DATA TO PROCESS:
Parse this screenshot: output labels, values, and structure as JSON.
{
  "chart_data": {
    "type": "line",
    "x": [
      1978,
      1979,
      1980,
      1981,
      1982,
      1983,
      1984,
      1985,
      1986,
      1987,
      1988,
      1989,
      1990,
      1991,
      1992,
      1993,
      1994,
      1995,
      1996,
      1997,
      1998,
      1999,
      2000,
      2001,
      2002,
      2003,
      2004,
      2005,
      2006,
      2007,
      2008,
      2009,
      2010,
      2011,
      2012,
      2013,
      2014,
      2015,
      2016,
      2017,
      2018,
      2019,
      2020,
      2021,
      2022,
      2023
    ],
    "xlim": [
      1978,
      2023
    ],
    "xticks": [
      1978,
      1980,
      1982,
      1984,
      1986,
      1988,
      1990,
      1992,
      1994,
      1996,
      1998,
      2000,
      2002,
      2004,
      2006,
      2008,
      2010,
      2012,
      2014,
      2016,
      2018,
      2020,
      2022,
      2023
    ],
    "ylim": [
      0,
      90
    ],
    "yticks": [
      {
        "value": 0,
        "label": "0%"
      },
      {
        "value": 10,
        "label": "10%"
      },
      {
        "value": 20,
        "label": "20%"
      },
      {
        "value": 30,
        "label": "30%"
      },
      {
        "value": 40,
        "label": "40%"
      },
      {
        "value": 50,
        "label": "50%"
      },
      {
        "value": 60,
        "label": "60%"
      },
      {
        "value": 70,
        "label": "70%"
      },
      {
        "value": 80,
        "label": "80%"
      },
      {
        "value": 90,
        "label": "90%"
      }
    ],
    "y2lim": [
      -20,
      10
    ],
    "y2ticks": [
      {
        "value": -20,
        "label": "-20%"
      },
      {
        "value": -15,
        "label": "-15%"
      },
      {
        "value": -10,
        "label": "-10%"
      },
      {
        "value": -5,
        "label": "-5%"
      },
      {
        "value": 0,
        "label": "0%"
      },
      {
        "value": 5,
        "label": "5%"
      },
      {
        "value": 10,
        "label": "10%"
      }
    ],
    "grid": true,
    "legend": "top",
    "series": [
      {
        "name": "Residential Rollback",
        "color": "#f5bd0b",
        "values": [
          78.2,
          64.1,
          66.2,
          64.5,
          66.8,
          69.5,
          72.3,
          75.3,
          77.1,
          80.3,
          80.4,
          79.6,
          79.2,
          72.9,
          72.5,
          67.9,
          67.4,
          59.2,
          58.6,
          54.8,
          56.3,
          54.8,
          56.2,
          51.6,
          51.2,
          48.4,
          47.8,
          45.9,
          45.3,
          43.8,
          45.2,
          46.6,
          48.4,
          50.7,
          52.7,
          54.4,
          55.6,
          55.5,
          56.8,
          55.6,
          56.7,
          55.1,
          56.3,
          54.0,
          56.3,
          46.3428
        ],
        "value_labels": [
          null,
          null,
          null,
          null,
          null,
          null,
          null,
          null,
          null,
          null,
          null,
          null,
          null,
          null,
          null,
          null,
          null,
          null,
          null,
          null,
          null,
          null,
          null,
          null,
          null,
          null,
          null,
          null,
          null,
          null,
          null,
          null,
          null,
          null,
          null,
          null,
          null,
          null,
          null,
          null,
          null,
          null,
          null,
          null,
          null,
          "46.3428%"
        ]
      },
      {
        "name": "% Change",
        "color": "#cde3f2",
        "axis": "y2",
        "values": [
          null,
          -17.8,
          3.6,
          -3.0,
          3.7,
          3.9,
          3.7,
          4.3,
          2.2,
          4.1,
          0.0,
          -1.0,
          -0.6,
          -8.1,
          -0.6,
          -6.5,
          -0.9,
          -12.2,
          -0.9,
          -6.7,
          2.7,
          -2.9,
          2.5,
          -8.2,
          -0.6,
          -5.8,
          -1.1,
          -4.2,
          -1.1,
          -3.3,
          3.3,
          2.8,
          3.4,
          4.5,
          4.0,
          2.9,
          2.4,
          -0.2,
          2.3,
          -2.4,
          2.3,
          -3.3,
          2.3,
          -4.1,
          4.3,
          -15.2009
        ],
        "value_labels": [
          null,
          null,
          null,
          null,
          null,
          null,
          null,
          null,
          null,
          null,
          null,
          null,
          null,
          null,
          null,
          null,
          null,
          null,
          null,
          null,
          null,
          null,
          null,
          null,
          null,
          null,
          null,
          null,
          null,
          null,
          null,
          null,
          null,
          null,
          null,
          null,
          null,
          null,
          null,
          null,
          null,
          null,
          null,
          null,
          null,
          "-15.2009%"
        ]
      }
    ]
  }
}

OBJECTIVE: Please reproduce each line exactly as written.

SOLUTION:
Parse this screenshot: output labels, values, and structure as JSON.
{
  "chart_data": {
    "type": "line",
    "x": [
      1978,
      1979,
      1980,
      1981,
      1982,
      1983,
      1984,
      1985,
      1986,
      1987,
      1988,
      1989,
      1990,
      1991,
      1992,
      1993,
      1994,
      1995,
      1996,
      1997,
      1998,
      1999,
      2000,
      2001,
      2002,
      2003,
      2004,
      2005,
      2006,
      2007,
      2008,
      2009,
      2010,
      2011,
      2012,
      2013,
      2014,
      2015,
      2016,
      2017,
      2018,
      2019,
      2020,
      2021,
      2022,
      2023
    ],
    "xlim": [
      1978,
      2023
    ],
    "xticks": [
      1978,
      1980,
      1982,
      1984,
      1986,
      1988,
      1990,
      1992,
      1994,
      1996,
      1998,
      2000,
      2002,
      2004,
      2006,
      2008,
      2010,
      2012,
      2014,
      2016,
      2018,
      2020,
      2022,
      2023
    ],
    "ylim": [
      0,
      90
    ],
    "yticks": [
      {
        "value": 0,
        "label": "0%"
      },
      {
        "value": 10,
        "label": "10%"
      },
      {
        "value": 20,
        "label": "20%"
      },
      {
        "value": 30,
        "label": "30%"
      },
      {
        "value": 40,
        "label": "40%"
      },
      {
        "value": 50,
        "label": "50%"
      },
      {
        "value": 60,
        "label": "60%"
      },
      {
        "value": 70,
        "label": "70%"
      },
      {
        "value": 80,
        "label": "80%"
      },
      {
        "value": 90,
        "label": "90%"
      }
    ],
    "y2lim": [
      -20,
      10
    ],
    "y2ticks": [
      {
        "value": -20,
        "label": "-20%"
      },
      {
        "value": -15,
        "label": "-15%"
      },
      {
        "value": -10,
        "label": "-10%"
      },
      {
        "value": -5,
        "label": "-5%"
      },
      {
        "value": 0,
        "label": "0%"
      },
      {
        "value": 5,
        "label": "5%"
      },
      {
        "value": 10,
        "label": "10%"
      }
    ],
    "grid": true,
    "legend": "top",
    "series": [
      {
        "name": "Residential Rollback",
        "color": "#f5bd0b",
        "values": [
          78.2,
          64.1,
          66.2,
          64.5,
          66.8,
          69.5,
          72.3,
          75.3,
          77.1,
          80.3,
          80.4,
          79.6,
          79.2,
          72.9,
          72.5,
          67.9,
          67.4,
          59.2,
          58.6,
          54.8,
          56.3,
          54.8,
          56.2,
          51.6,
          51.2,
          48.4,
          47.8,
          45.9,
          45.3,
          43.8,
          45.2,
          46.6,
          48.4,
          50.7,
          52.7,
          54.4,
          55.6,
          55.5,
          56.8,
          55.6,
          56.7,
          55.1,
          56.3,
          54.0,
          56.3,
          46.3428
        ],
        "value_labels": [
          null,
          null,
          null,
          null,
          null,
          null,
          null,
          null,
          null,
          null,
          null,
          null,
          null,
          null,
          null,
          null,
          null,
          null,
          null,
          null,
          null,
          null,
          null,
          null,
          null,
          null,
          null,
          null,
          null,
          null,
          null,
          null,
          null,
          null,
          null,
          null,
          null,
          null,
          null,
          null,
          null,
          null,
          null,
          null,
          null,
          "46.3428%"
        ]
      },
      {
        "name": "% Change",
        "color": "#cde3f2",
        "axis": "y2",
        "values": [
          null,
          -17.8,
          3.6,
          -3.0,
          3.7,
          3.9,
          3.7,
          4.3,
          2.2,
          4.1,
          0.0,
          -1.0,
          -0.6,
          -8.1,
          -0.6,
          -6.5,
          -0.9,
          -12.2,
          -0.9,
          -6.7,
          2.7,
          -2.9,
          2.5,
          -8.2,
          -0.6,
          -5.8,
          -1.1,
          -4.2,
          -1.1,
          -3.3,
          3.3,
          2.8,
          3.4,
          4.5,
          4.0,
          2.9,
          2.4,
          -0.2,
          2.3,
          -2.4,
          2.3,
          -3.3,
          2.3,
          -4.1,
          4.3,
          -15.2009
        ],
        "value_labels": [
          null,
          null,
          null,
          null,
          null,
          null,
          null,
          null,
          null,
          null,
          null,
          null,
          null,
          null,
          null,
          null,
          null,
          null,
          null,
          null,
          null,
          null,
          null,
          null,
          null,
          null,
          null,
          null,
          null,
          null,
          null,
          null,
          null,
          null,
          null,
          null,
          null,
          null,
          null,
          null,
          null,
          null,
          null,
          null,
          null,
          "-15.2009%"
        ]
      }
    ]
  }
}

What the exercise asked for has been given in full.